**EXERCISE BRIEF**
It is required that all of the data be written out exactly.

⟨

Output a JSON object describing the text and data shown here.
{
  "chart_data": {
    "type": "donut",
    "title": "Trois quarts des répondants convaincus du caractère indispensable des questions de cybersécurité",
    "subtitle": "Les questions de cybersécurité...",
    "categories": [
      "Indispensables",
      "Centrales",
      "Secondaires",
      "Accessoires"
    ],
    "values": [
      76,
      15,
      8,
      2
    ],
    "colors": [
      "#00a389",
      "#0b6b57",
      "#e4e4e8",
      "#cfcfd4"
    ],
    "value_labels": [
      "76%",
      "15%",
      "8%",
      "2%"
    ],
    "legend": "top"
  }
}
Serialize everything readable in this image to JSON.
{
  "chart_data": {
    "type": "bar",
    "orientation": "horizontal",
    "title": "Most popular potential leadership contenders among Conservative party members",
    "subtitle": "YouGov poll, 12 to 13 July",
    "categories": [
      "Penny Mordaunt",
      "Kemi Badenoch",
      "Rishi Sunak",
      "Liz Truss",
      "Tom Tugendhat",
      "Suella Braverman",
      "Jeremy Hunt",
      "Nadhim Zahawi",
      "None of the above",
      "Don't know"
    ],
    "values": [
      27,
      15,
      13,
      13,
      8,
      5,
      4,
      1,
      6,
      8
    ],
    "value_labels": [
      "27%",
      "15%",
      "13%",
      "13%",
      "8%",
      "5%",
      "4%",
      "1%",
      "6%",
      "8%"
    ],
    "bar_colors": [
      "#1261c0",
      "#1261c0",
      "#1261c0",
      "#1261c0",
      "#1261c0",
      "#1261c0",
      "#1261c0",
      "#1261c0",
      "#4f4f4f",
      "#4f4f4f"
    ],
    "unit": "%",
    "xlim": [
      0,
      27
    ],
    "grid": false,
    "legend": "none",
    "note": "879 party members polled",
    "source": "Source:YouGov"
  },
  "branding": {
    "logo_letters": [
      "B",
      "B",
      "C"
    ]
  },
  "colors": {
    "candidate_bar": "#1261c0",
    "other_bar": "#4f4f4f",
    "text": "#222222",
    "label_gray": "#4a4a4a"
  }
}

⟩

**SOLUTION TO THE PROBLEM**
Output a JSON object describing the text and data shown here.
{
  "chart_data": {
    "type": "donut",
    "title": "Trois quarts des répondants convaincus du caractère indispensable des questions de cybersécurité",
    "subtitle": "Les questions de cybersécurité...",
    "categories": [
      "Indispensables",
      "Centrales",
      "Secondaires",
      "Accessoires"
    ],
    "values": [
      76,
      15,
      8,
      2
    ],
    "colors": [
      "#00a389",
      "#0b6b57",
      "#e4e4e8",
      "#cfcfd4"
    ],
    "value_labels": [
      "76%",
      "15%",
      "8%",
      "2%"
    ],
    "legend": "top"
  }
}
Serialize everything readable in this image to JSON.
{
  "chart_data": {
    "type": "bar",
    "orientation": "horizontal",
    "title": "Most popular potential leadership contenders among Conservative party members",
    "subtitle": "YouGov poll, 12 to 13 July",
    "categories": [
      "Penny Mordaunt",
      "Kemi Badenoch",
      "Rishi Sunak",
      "Liz Truss",
      "Tom Tugendhat",
      "Suella Braverman",
      "Jeremy Hunt",
      "Nadhim Zahawi",
      "None of the above",
      "Don't know"
    ],
    "values": [
      27,
      15,
      13,
      13,
      8,
      5,
      4,
      1,
      6,
      8
    ],
    "value_labels": [
      "27%",
      "15%",
      "13%",
      "13%",
      "8%",
      "5%",
      "4%",
      "1%",
      "6%",
      "8%"
    ],
    "bar_colors": [
      "#1261c0",
      "#1261c0",
      "#1261c0",
      "#1261c0",
      "#1261c0",
      "#1261c0",
      "#1261c0",
      "#1261c0",
      "#4f4f4f",
      "#4f4f4f"
    ],
    "unit": "%",
    "xlim": [
      0,
      27
    ],
    "grid": false,
    "legend": "none",
    "note": "879 party members polled",
    "source": "Source:YouGov"
  },
  "branding": {
    "logo_letters": [
      "B",
      "B",
      "C"
    ]
  },
  "colors": {
    "candidate_bar": "#1261c0",
    "other_bar": "#4f4f4f",
    "text": "#222222",
    "label_gray": "#4a4a4a"
  }
}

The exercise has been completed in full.